Rows from a figure dataset
☆ ☆ ☆ ☆ ☆ ☆ ☆

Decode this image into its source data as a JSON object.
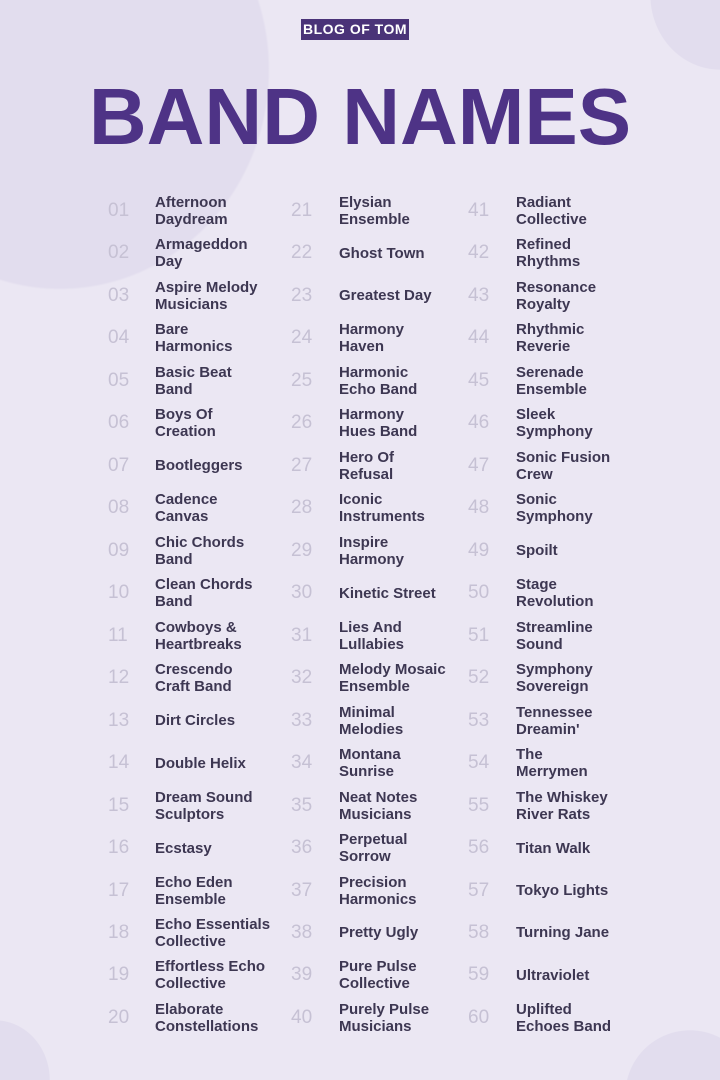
{
  "brand": "BLOG OF TOM",
  "title": "BAND NAMES",
  "colors": {
    "background": "#ebe7f3",
    "title": "#4e3386",
    "brand_bg": "#4a3378",
    "name_text": "#3d3752",
    "number_text": "#c6c1d4"
  },
  "columns": [
    [
      {
        "num": "01",
        "name": "Afternoon\nDaydream"
      },
      {
        "num": "02",
        "name": "Armageddon\nDay"
      },
      {
        "num": "03",
        "name": "Aspire Melody\nMusicians"
      },
      {
        "num": "04",
        "name": "Bare\nHarmonics"
      },
      {
        "num": "05",
        "name": "Basic Beat\nBand"
      },
      {
        "num": "06",
        "name": "Boys Of\nCreation"
      },
      {
        "num": "07",
        "name": "Bootleggers"
      },
      {
        "num": "08",
        "name": "Cadence\nCanvas"
      },
      {
        "num": "09",
        "name": "Chic Chords\nBand"
      },
      {
        "num": "10",
        "name": "Clean Chords\nBand"
      },
      {
        "num": "11",
        "name": "Cowboys &\nHeartbreaks"
      },
      {
        "num": "12",
        "name": "Crescendo\nCraft Band"
      },
      {
        "num": "13",
        "name": "Dirt Circles"
      },
      {
        "num": "14",
        "name": "Double Helix"
      },
      {
        "num": "15",
        "name": "Dream Sound\nSculptors"
      },
      {
        "num": "16",
        "name": "Ecstasy"
      },
      {
        "num": "17",
        "name": "Echo Eden\nEnsemble"
      },
      {
        "num": "18",
        "name": "Echo Essentials\nCollective"
      },
      {
        "num": "19",
        "name": "Effortless Echo\nCollective"
      },
      {
        "num": "20",
        "name": "Elaborate\nConstellations"
      }
    ],
    [
      {
        "num": "21",
        "name": "Elysian\nEnsemble"
      },
      {
        "num": "22",
        "name": "Ghost Town"
      },
      {
        "num": "23",
        "name": "Greatest Day"
      },
      {
        "num": "24",
        "name": "Harmony\nHaven"
      },
      {
        "num": "25",
        "name": "Harmonic\nEcho Band"
      },
      {
        "num": "26",
        "name": "Harmony\nHues Band"
      },
      {
        "num": "27",
        "name": "Hero Of\nRefusal"
      },
      {
        "num": "28",
        "name": "Iconic\nInstruments"
      },
      {
        "num": "29",
        "name": "Inspire\nHarmony"
      },
      {
        "num": "30",
        "name": "Kinetic Street"
      },
      {
        "num": "31",
        "name": "Lies And\nLullabies"
      },
      {
        "num": "32",
        "name": "Melody Mosaic\nEnsemble"
      },
      {
        "num": "33",
        "name": "Minimal\nMelodies"
      },
      {
        "num": "34",
        "name": "Montana\nSunrise"
      },
      {
        "num": "35",
        "name": "Neat Notes\nMusicians"
      },
      {
        "num": "36",
        "name": "Perpetual\nSorrow"
      },
      {
        "num": "37",
        "name": "Precision\nHarmonics"
      },
      {
        "num": "38",
        "name": "Pretty Ugly"
      },
      {
        "num": "39",
        "name": "Pure Pulse\nCollective"
      },
      {
        "num": "40",
        "name": "Purely Pulse\nMusicians"
      }
    ],
    [
      {
        "num": "41",
        "name": "Radiant\nCollective"
      },
      {
        "num": "42",
        "name": "Refined\nRhythms"
      },
      {
        "num": "43",
        "name": "Resonance\nRoyalty"
      },
      {
        "num": "44",
        "name": "Rhythmic\nReverie"
      },
      {
        "num": "45",
        "name": "Serenade\nEnsemble"
      },
      {
        "num": "46",
        "name": "Sleek\nSymphony"
      },
      {
        "num": "47",
        "name": "Sonic Fusion\nCrew"
      },
      {
        "num": "48",
        "name": "Sonic\nSymphony"
      },
      {
        "num": "49",
        "name": "Spoilt"
      },
      {
        "num": "50",
        "name": "Stage\nRevolution"
      },
      {
        "num": "51",
        "name": "Streamline\nSound"
      },
      {
        "num": "52",
        "name": "Symphony\nSovereign"
      },
      {
        "num": "53",
        "name": "Tennessee\nDreamin'"
      },
      {
        "num": "54",
        "name": "The\nMerrymen"
      },
      {
        "num": "55",
        "name": "The Whiskey\nRiver Rats"
      },
      {
        "num": "56",
        "name": "Titan Walk"
      },
      {
        "num": "57",
        "name": "Tokyo Lights"
      },
      {
        "num": "58",
        "name": "Turning Jane"
      },
      {
        "num": "59",
        "name": "Ultraviolet"
      },
      {
        "num": "60",
        "name": "Uplifted\nEchoes Band"
      }
    ]
  ]
}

☆ ☆ ☆ ☆ ☆ ☆ ☆

**EXERCISE:** Reproduce each line exactly, please, except for any pictures.

**SOLUTION TO THIS PROBLEM:**
Decode this image into its source data as a JSON object.
{
  "brand": "BLOG OF TOM",
  "title": "BAND NAMES",
  "colors": {
    "background": "#ebe7f3",
    "title": "#4e3386",
    "brand_bg": "#4a3378",
    "name_text": "#3d3752",
    "number_text": "#c6c1d4"
  },
  "columns": [
    [
      {
        "num": "01",
        "name": "Afternoon\nDaydream"
      },
      {
        "num": "02",
        "name": "Armageddon\nDay"
      },
      {
        "num": "03",
        "name": "Aspire Melody\nMusicians"
      },
      {
        "num": "04",
        "name": "Bare\nHarmonics"
      },
      {
        "num": "05",
        "name": "Basic Beat\nBand"
      },
      {
        "num": "06",
        "name": "Boys Of\nCreation"
      },
      {
        "num": "07",
        "name": "Bootleggers"
      },
      {
        "num": "08",
        "name": "Cadence\nCanvas"
      },
      {
        "num": "09",
        "name": "Chic Chords\nBand"
      },
      {
        "num": "10",
        "name": "Clean Chords\nBand"
      },
      {
        "num": "11",
        "name": "Cowboys &\nHeartbreaks"
      },
      {
        "num": "12",
        "name": "Crescendo\nCraft Band"
      },
      {
        "num": "13",
        "name": "Dirt Circles"
      },
      {
        "num": "14",
        "name": "Double Helix"
      },
      {
        "num": "15",
        "name": "Dream Sound\nSculptors"
      },
      {
        "num": "16",
        "name": "Ecstasy"
      },
      {
        "num": "17",
        "name": "Echo Eden\nEnsemble"
      },
      {
        "num": "18",
        "name": "Echo Essentials\nCollective"
      },
      {
        "num": "19",
        "name": "Effortless Echo\nCollective"
      },
      {
        "num": "20",
        "name": "Elaborate\nConstellations"
      }
    ],
    [
      {
        "num": "21",
        "name": "Elysian\nEnsemble"
      },
      {
        "num": "22",
        "name": "Ghost Town"
      },
      {
        "num": "23",
        "name": "Greatest Day"
      },
      {
        "num": "24",
        "name": "Harmony\nHaven"
      },
      {
        "num": "25",
        "name": "Harmonic\nEcho Band"
      },
      {
        "num": "26",
        "name": "Harmony\nHues Band"
      },
      {
        "num": "27",
        "name": "Hero Of\nRefusal"
      },
      {
        "num": "28",
        "name": "Iconic\nInstruments"
      },
      {
        "num": "29",
        "name": "Inspire\nHarmony"
      },
      {
        "num": "30",
        "name": "Kinetic Street"
      },
      {
        "num": "31",
        "name": "Lies And\nLullabies"
      },
      {
        "num": "32",
        "name": "Melody Mosaic\nEnsemble"
      },
      {
        "num": "33",
        "name": "Minimal\nMelodies"
      },
      {
        "num": "34",
        "name": "Montana\nSunrise"
      },
      {
        "num": "35",
        "name": "Neat Notes\nMusicians"
      },
      {
        "num": "36",
        "name": "Perpetual\nSorrow"
      },
      {
        "num": "37",
        "name": "Precision\nHarmonics"
      },
      {
        "num": "38",
        "name": "Pretty Ugly"
      },
      {
        "num": "39",
        "name": "Pure Pulse\nCollective"
      },
      {
        "num": "40",
        "name": "Purely Pulse\nMusicians"
      }
    ],
    [
      {
        "num": "41",
        "name": "Radiant\nCollective"
      },
      {
        "num": "42",
        "name": "Refined\nRhythms"
      },
      {
        "num": "43",
        "name": "Resonance\nRoyalty"
      },
      {
        "num": "44",
        "name": "Rhythmic\nReverie"
      },
      {
        "num": "45",
        "name": "Serenade\nEnsemble"
      },
      {
        "num": "46",
        "name": "Sleek\nSymphony"
      },
      {
        "num": "47",
        "name": "Sonic Fusion\nCrew"
      },
      {
        "num": "48",
        "name": "Sonic\nSymphony"
      },
      {
        "num": "49",
        "name": "Spoilt"
      },
      {
        "num": "50",
        "name": "Stage\nRevolution"
      },
      {
        "num": "51",
        "name": "Streamline\nSound"
      },
      {
        "num": "52",
        "name": "Symphony\nSovereign"
      },
      {
        "num": "53",
        "name": "Tennessee\nDreamin'"
      },
      {
        "num": "54",
        "name": "The\nMerrymen"
      },
      {
        "num": "55",
        "name": "The Whiskey\nRiver Rats"
      },
      {
        "num": "56",
        "name": "Titan Walk"
      },
      {
        "num": "57",
        "name": "Tokyo Lights"
      },
      {
        "num": "58",
        "name": "Turning Jane"
      },
      {
        "num": "59",
        "name": "Ultraviolet"
      },
      {
        "num": "60",
        "name": "Uplifted\nEchoes Band"
      }
    ]
  ]
}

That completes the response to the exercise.